• _PROBLEM TO WORK ON_
Write every record out again exactly as given.

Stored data
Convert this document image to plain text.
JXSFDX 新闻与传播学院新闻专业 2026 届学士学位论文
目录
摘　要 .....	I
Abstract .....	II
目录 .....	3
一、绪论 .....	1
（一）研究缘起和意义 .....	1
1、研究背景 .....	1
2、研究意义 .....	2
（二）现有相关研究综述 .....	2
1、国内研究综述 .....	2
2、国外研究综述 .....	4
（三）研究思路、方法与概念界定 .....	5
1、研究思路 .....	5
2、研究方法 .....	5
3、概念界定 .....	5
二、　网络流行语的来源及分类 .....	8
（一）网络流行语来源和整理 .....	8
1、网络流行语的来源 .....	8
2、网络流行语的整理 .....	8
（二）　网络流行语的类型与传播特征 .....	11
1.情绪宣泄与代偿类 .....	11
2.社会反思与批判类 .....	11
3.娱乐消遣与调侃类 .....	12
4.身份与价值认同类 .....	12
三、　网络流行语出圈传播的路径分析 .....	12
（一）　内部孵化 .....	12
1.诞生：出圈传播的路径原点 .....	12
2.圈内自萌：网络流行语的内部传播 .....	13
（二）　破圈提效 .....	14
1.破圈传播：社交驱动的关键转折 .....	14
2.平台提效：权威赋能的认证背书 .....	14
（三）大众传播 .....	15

• _TASK RESULT_
Convert this document image to plain text.
JXSFDX 新闻与传播学院新闻专业 2026 届学士学位论文
目录
摘　要 .....	I
Abstract .....	II
目录 .....	3
一、绪论 .....	1
（一）研究缘起和意义 .....	1
1、研究背景 .....	1
2、研究意义 .....	2
（二）现有相关研究综述 .....	2
1、国内研究综述 .....	2
2、国外研究综述 .....	4
（三）研究思路、方法与概念界定 .....	5
1、研究思路 .....	5
2、研究方法 .....	5
3、概念界定 .....	5
二、　网络流行语的来源及分类 .....	8
（一）网络流行语来源和整理 .....	8
1、网络流行语的来源 .....	8
2、网络流行语的整理 .....	8
（二）　网络流行语的类型与传播特征 .....	11
1.情绪宣泄与代偿类 .....	11
2.社会反思与批判类 .....	11
3.娱乐消遣与调侃类 .....	12
4.身份与价值认同类 .....	12
三、　网络流行语出圈传播的路径分析 .....	12
（一）　内部孵化 .....	12
1.诞生：出圈传播的路径原点 .....	12
2.圈内自萌：网络流行语的内部传播 .....	13
（二）　破圈提效 .....	14
1.破圈传播：社交驱动的关键转折 .....	14
2.平台提效：权威赋能的认证背书 .....	14
（三）大众传播 .....	15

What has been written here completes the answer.